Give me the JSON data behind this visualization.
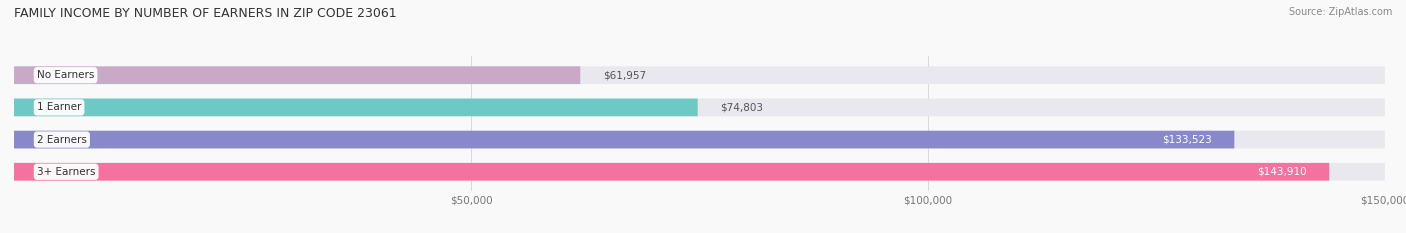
{
  "title": "FAMILY INCOME BY NUMBER OF EARNERS IN ZIP CODE 23061",
  "source": "Source: ZipAtlas.com",
  "categories": [
    "No Earners",
    "1 Earner",
    "2 Earners",
    "3+ Earners"
  ],
  "values": [
    61957,
    74803,
    133523,
    143910
  ],
  "bar_colors": [
    "#c9a8c8",
    "#6dc9c4",
    "#8888cc",
    "#f572a0"
  ],
  "bar_bg_color": "#e8e8ee",
  "x_min": 0,
  "x_max": 150000,
  "x_ticks": [
    50000,
    100000,
    150000
  ],
  "x_tick_labels": [
    "$50,000",
    "$100,000",
    "$150,000"
  ],
  "figsize": [
    14.06,
    2.33
  ],
  "dpi": 100,
  "title_fontsize": 9,
  "bar_label_fontsize": 7.5,
  "category_fontsize": 7.5,
  "source_fontsize": 7,
  "tick_fontsize": 7.5
}
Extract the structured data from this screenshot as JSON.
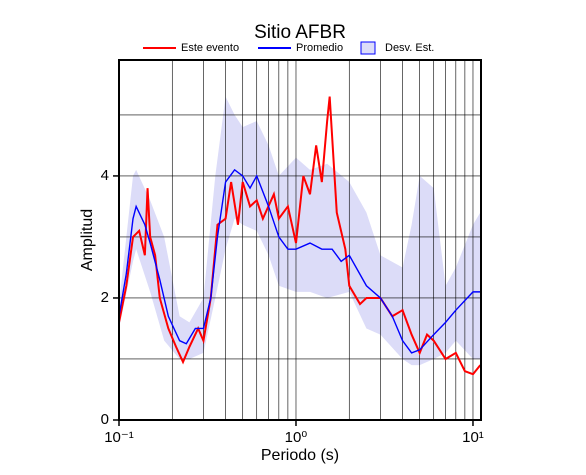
{
  "chart_data": {
    "type": "line",
    "title": "Sitio AFBR",
    "x_label": "Periodo (s)",
    "y_label": "Amplitud",
    "x_scale": "log",
    "xlim": [
      0.1,
      11.1
    ],
    "ylim": [
      0,
      5.9
    ],
    "xticks": [
      {
        "value": 0.1,
        "label": "10⁻¹"
      },
      {
        "value": 1,
        "label": "10⁰"
      },
      {
        "value": 10,
        "label": "10¹"
      }
    ],
    "yticks": [
      0,
      2,
      4
    ],
    "xgrid": [
      0.2,
      0.3,
      0.4,
      0.5,
      0.6,
      0.7,
      0.8,
      0.9,
      1,
      2,
      3,
      4,
      5,
      6,
      7,
      8,
      9,
      10
    ],
    "ygrid": [
      1,
      2,
      3,
      4,
      5
    ],
    "legend": "top",
    "series": [
      {
        "name": "Este evento",
        "color": "#ff0000",
        "x": [
          0.1,
          0.11,
          0.12,
          0.13,
          0.14,
          0.145,
          0.15,
          0.16,
          0.17,
          0.19,
          0.21,
          0.23,
          0.25,
          0.28,
          0.3,
          0.33,
          0.36,
          0.4,
          0.43,
          0.47,
          0.5,
          0.55,
          0.6,
          0.65,
          0.75,
          0.8,
          0.9,
          1.0,
          1.1,
          1.2,
          1.3,
          1.4,
          1.5,
          1.55,
          1.7,
          1.9,
          2.0,
          2.3,
          2.5,
          3.0,
          3.5,
          4.0,
          4.5,
          5.0,
          5.5,
          6.0,
          7.0,
          8.0,
          9.0,
          10,
          11
        ],
        "values": [
          1.6,
          2.2,
          3.0,
          3.1,
          2.7,
          3.8,
          3.0,
          2.7,
          2.0,
          1.5,
          1.2,
          0.95,
          1.2,
          1.5,
          1.3,
          2.0,
          3.2,
          3.3,
          3.9,
          3.2,
          3.9,
          3.5,
          3.6,
          3.3,
          3.7,
          3.3,
          3.5,
          2.9,
          4.0,
          3.7,
          4.5,
          3.9,
          4.9,
          5.3,
          3.4,
          2.8,
          2.2,
          1.9,
          2.0,
          2.0,
          1.7,
          1.8,
          1.4,
          1.1,
          1.4,
          1.3,
          1.0,
          1.1,
          0.8,
          0.75,
          0.9
        ]
      },
      {
        "name": "Promedio",
        "color": "#0000ff",
        "x": [
          0.1,
          0.11,
          0.12,
          0.125,
          0.14,
          0.15,
          0.17,
          0.19,
          0.22,
          0.24,
          0.27,
          0.3,
          0.33,
          0.36,
          0.4,
          0.45,
          0.5,
          0.55,
          0.6,
          0.7,
          0.8,
          0.9,
          1.0,
          1.2,
          1.4,
          1.6,
          1.8,
          2.0,
          2.5,
          3.0,
          3.5,
          4.0,
          4.5,
          5.0,
          6.0,
          7.0,
          8.0,
          10,
          11
        ],
        "values": [
          1.7,
          2.4,
          3.3,
          3.5,
          3.2,
          2.9,
          2.3,
          1.7,
          1.3,
          1.25,
          1.5,
          1.5,
          2.0,
          3.0,
          3.9,
          4.1,
          4.0,
          3.8,
          4.0,
          3.5,
          3.0,
          2.8,
          2.8,
          2.9,
          2.8,
          2.8,
          2.6,
          2.7,
          2.2,
          2.0,
          1.7,
          1.3,
          1.1,
          1.15,
          1.4,
          1.6,
          1.8,
          2.1,
          2.1
        ]
      },
      {
        "name": "Desv. Est.",
        "color": "#dcdcf8",
        "type": "band",
        "x": [
          0.1,
          0.12,
          0.125,
          0.15,
          0.18,
          0.22,
          0.25,
          0.3,
          0.35,
          0.4,
          0.45,
          0.5,
          0.6,
          0.7,
          0.8,
          1.0,
          1.2,
          1.5,
          2.0,
          2.5,
          3.0,
          4.0,
          4.5,
          5.0,
          6.0,
          7.0,
          8.0,
          10,
          11
        ],
        "low": [
          1.5,
          2.6,
          2.8,
          2.1,
          1.3,
          1.0,
          1.0,
          1.1,
          2.0,
          2.8,
          3.3,
          3.2,
          3.1,
          2.7,
          2.2,
          2.1,
          2.1,
          2.0,
          2.1,
          1.5,
          1.4,
          1.0,
          0.9,
          0.9,
          1.0,
          1.1,
          1.3,
          1.0,
          1.0
        ],
        "high": [
          1.9,
          4.0,
          4.1,
          3.6,
          3.0,
          1.7,
          1.6,
          2.0,
          4.0,
          5.3,
          5.0,
          4.8,
          4.9,
          4.5,
          4.0,
          4.3,
          4.1,
          4.2,
          3.9,
          3.4,
          2.7,
          2.5,
          3.2,
          4.0,
          3.8,
          2.2,
          2.5,
          3.2,
          3.4
        ]
      }
    ]
  }
}
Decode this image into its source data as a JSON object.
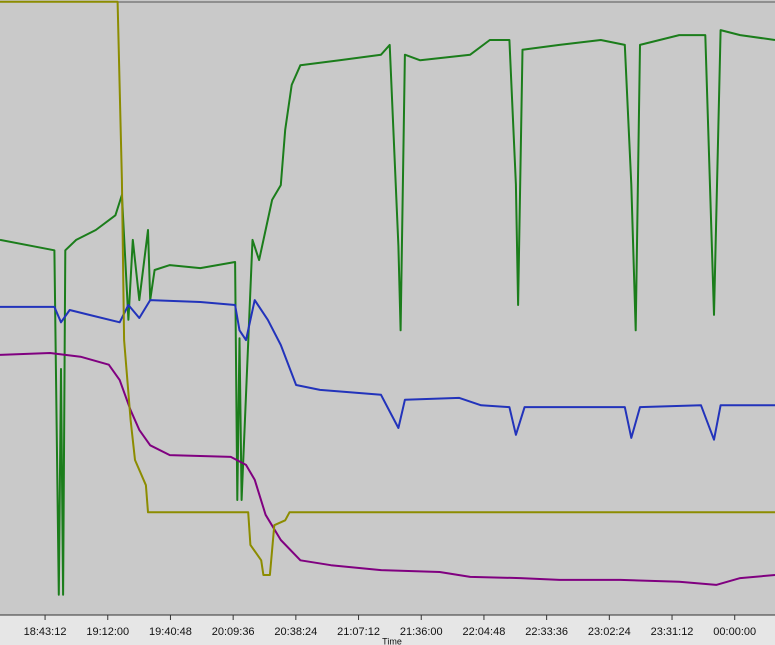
{
  "chart_data": {
    "type": "line",
    "x_label": "Time",
    "xlim": [
      "18:22:30",
      "00:18:30"
    ],
    "xticks": [
      "18:43:12",
      "19:12:00",
      "19:40:48",
      "20:09:36",
      "20:38:24",
      "21:07:12",
      "21:36:00",
      "22:04:48",
      "22:33:36",
      "23:02:24",
      "23:31:12",
      "00:00:00"
    ],
    "ylim": [
      0,
      100
    ],
    "series": [
      {
        "color": "#1b7d1b",
        "x": [
          "18:22:30",
          "18:47:30",
          "18:49:30",
          "18:50:30",
          "18:51:30",
          "18:52:30",
          "18:57:30",
          "19:06:30",
          "19:15:30",
          "19:18:30",
          "19:21:30",
          "19:23:30",
          "19:26:30",
          "19:30:30",
          "19:31:30",
          "19:33:30",
          "19:40:30",
          "19:54:30",
          "20:10:30",
          "20:11:30",
          "20:12:30",
          "20:13:30",
          "20:18:30",
          "20:21:30",
          "20:24:30",
          "20:27:30",
          "20:31:30",
          "20:33:30",
          "20:36:30",
          "20:40:30",
          "20:58:30",
          "21:17:30",
          "21:21:30",
          "21:25:30",
          "21:26:30",
          "21:28:30",
          "21:35:30",
          "21:58:30",
          "22:07:30",
          "22:16:30",
          "22:19:30",
          "22:20:30",
          "22:22:30",
          "22:39:30",
          "22:58:30",
          "23:09:30",
          "23:12:30",
          "23:14:30",
          "23:16:30",
          "23:34:30",
          "23:46:30",
          "23:50:30",
          "23:53:30",
          "00:02:30",
          "00:18:30"
        ],
        "values": [
          61.0,
          59.3,
          3.3,
          40,
          3.3,
          59.3,
          61.0,
          62.6,
          65.0,
          68.3,
          48.0,
          61.0,
          51.2,
          62.6,
          51.2,
          56.1,
          56.9,
          56.4,
          57.4,
          18.7,
          45,
          18.7,
          61.0,
          57.7,
          62.6,
          67.5,
          69.9,
          78.9,
          86.2,
          89.4,
          90.2,
          91.1,
          92.7,
          60,
          46.3,
          91.1,
          90.2,
          91.1,
          93.5,
          93.5,
          70,
          50.4,
          91.9,
          92.7,
          93.5,
          92.7,
          70,
          46.3,
          92.7,
          94.3,
          94.3,
          48.8,
          95.1,
          94.3,
          93.5
        ]
      },
      {
        "color": "#2233bb",
        "x": [
          "18:22:30",
          "18:47:30",
          "18:50:30",
          "18:54:30",
          "19:03:30",
          "19:17:30",
          "19:21:30",
          "19:26:30",
          "19:31:30",
          "19:54:30",
          "20:10:30",
          "20:12:30",
          "20:15:30",
          "20:19:30",
          "20:25:30",
          "20:31:30",
          "20:38:30",
          "20:49:30",
          "21:17:30",
          "21:25:30",
          "21:28:30",
          "21:53:30",
          "22:03:30",
          "22:16:30",
          "22:19:30",
          "22:23:30",
          "23:09:30",
          "23:12:30",
          "23:16:30",
          "23:44:30",
          "23:50:30",
          "23:53:30",
          "00:18:30"
        ],
        "values": [
          50.1,
          50.1,
          47.6,
          49.6,
          48.8,
          47.6,
          50.4,
          48.3,
          51.2,
          50.9,
          50.4,
          46.3,
          44.7,
          51.2,
          48.0,
          43.9,
          37.4,
          36.6,
          35.8,
          30.4,
          35.0,
          35.3,
          34.1,
          33.8,
          29.3,
          33.8,
          33.8,
          28.8,
          33.8,
          34.1,
          28.5,
          34.1,
          34.1
        ]
      },
      {
        "color": "#800080",
        "x": [
          "18:22:30",
          "18:45:30",
          "18:59:30",
          "19:12:30",
          "19:17:30",
          "19:22:30",
          "19:26:30",
          "19:31:30",
          "19:40:30",
          "20:08:30",
          "20:15:30",
          "20:19:30",
          "20:24:30",
          "20:31:30",
          "20:40:30",
          "20:54:30",
          "21:17:30",
          "21:44:30",
          "21:58:30",
          "22:21:30",
          "22:39:30",
          "23:07:30",
          "23:34:30",
          "23:51:30",
          "00:02:30",
          "00:18:30"
        ],
        "values": [
          42.3,
          42.6,
          42.0,
          40.7,
          38.2,
          33.3,
          30.1,
          27.6,
          26.0,
          25.7,
          24.4,
          22.0,
          16.3,
          12.2,
          8.9,
          8.1,
          7.3,
          7.0,
          6.2,
          6.0,
          5.7,
          5.7,
          5.4,
          4.9,
          6.0,
          6.5
        ]
      },
      {
        "color": "#8c8c00",
        "x": [
          "18:22:30",
          "19:16:30",
          "19:18:30",
          "19:19:30",
          "19:22:30",
          "19:24:30",
          "19:29:30",
          "19:30:30",
          "20:16:30",
          "20:17:30",
          "20:22:30",
          "20:23:30",
          "20:26:30",
          "20:28:30",
          "20:33:30",
          "20:35:30",
          "00:18:30"
        ],
        "values": [
          99.7,
          99.7,
          70.7,
          44.7,
          31.7,
          25.2,
          21.1,
          16.7,
          16.7,
          11.4,
          8.9,
          6.5,
          6.5,
          14.6,
          15.4,
          16.7,
          16.7
        ]
      }
    ]
  }
}
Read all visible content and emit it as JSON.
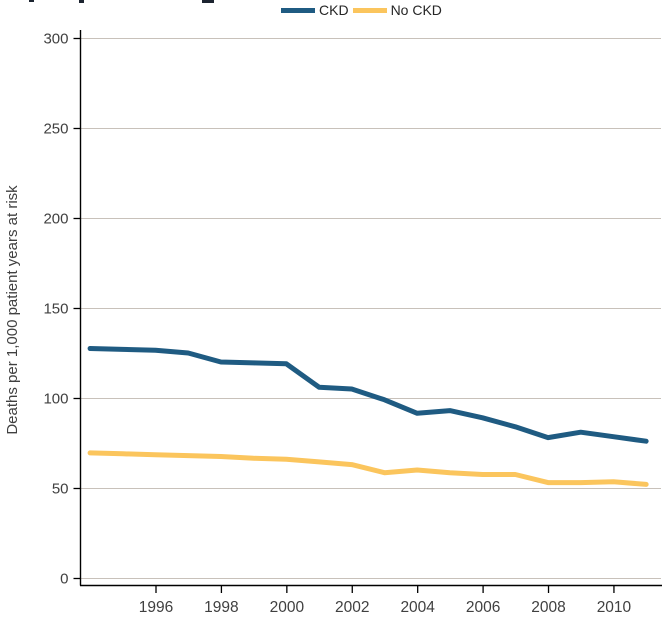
{
  "legend": {
    "items": [
      {
        "label": "CKD",
        "color": "#1F5B82"
      },
      {
        "label": "No CKD",
        "color": "#FBC55D"
      }
    ]
  },
  "chart_data": {
    "type": "line",
    "title": "",
    "xlabel": "",
    "ylabel": "Deaths per 1,000 patient years at risk",
    "ylim": [
      0,
      300
    ],
    "ytick_step": 50,
    "yticks": [
      0,
      50,
      100,
      150,
      200,
      250,
      300
    ],
    "xticks": [
      1996,
      1998,
      2000,
      2002,
      2004,
      2006,
      2008,
      2010
    ],
    "grid": true,
    "legend_position": "top",
    "x": [
      1994,
      1995,
      1996,
      1997,
      1998,
      1999,
      2000,
      2001,
      2002,
      2003,
      2004,
      2005,
      2006,
      2007,
      2008,
      2009,
      2010,
      2011
    ],
    "series": [
      {
        "name": "CKD",
        "color": "#1F5B82",
        "values": [
          127.5,
          127,
          126.5,
          125,
          120,
          119.5,
          119,
          106,
          105,
          99,
          91.5,
          93,
          89,
          84,
          78,
          81,
          78.5,
          76
        ]
      },
      {
        "name": "No CKD",
        "color": "#FBC55D",
        "values": [
          69.5,
          69,
          68.5,
          68,
          67.5,
          66.5,
          66,
          64.5,
          63,
          58.5,
          60,
          58.5,
          57.5,
          57.5,
          53,
          53,
          53.5,
          52
        ]
      }
    ],
    "colors": {
      "gridline": "#C8C1BA",
      "axis": "#000000",
      "tick_label": "#404040"
    }
  }
}
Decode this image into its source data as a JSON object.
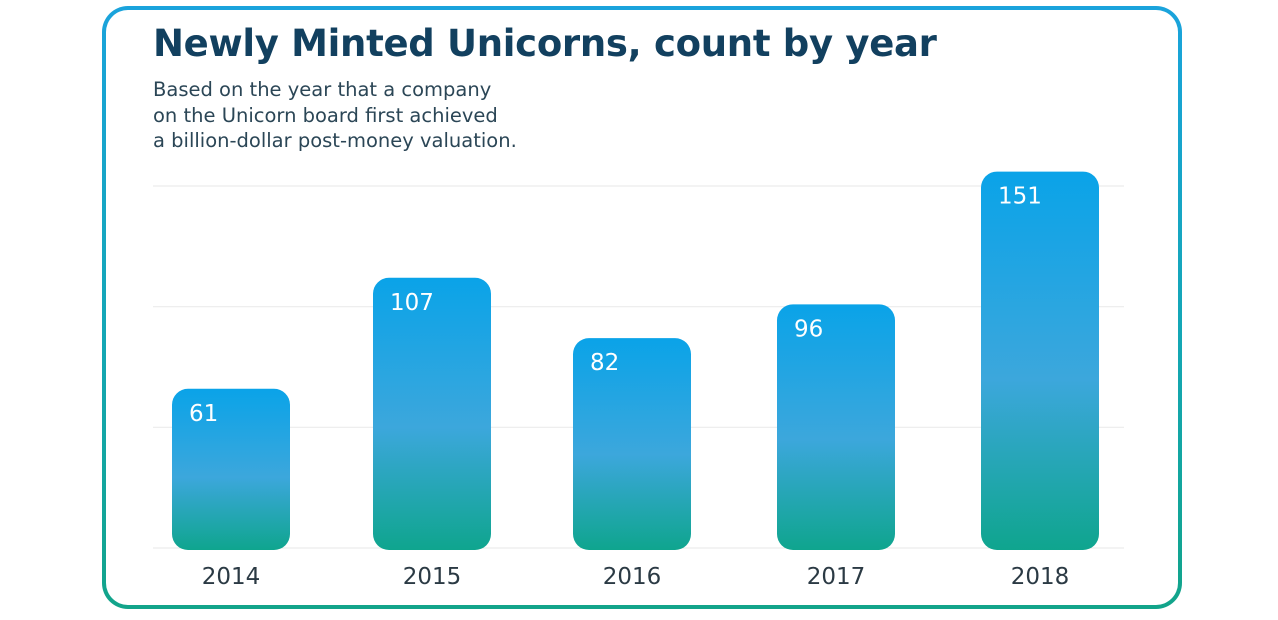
{
  "colors": {
    "bar_top": "#0aa3e8",
    "bar_mid": "#3ca7dc",
    "bar_bottom": "#0fa58e",
    "gridline": "#ececec",
    "title": "#12405f",
    "border_top": "#1aa3dc",
    "border_bottom": "#12a48a"
  },
  "chart_data": {
    "type": "bar",
    "title": "Newly Minted Unicorns, count by year",
    "subtitle_lines": [
      "Based on the year that a company",
      "on the Unicorn board first achieved",
      "a billion-dollar post-money valuation."
    ],
    "categories": [
      "2014",
      "2015",
      "2016",
      "2017",
      "2018"
    ],
    "values": [
      61,
      107,
      82,
      96,
      151
    ],
    "data_labels": [
      "61",
      "107",
      "82",
      "96",
      "151"
    ],
    "xlabel": "",
    "ylabel": "",
    "ylim": [
      0,
      150
    ],
    "gridlines": [
      0,
      50,
      100,
      150
    ],
    "grid": true,
    "legend": "none"
  }
}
....................
## PROBLEM TO WORK ON
Using the records above, gather all lines where the string "ylabel" is present.

## COMPLETE RESPONSE
    "ylabel": "Deaths per 1,000 patient years at risk",
    "ylabel": "",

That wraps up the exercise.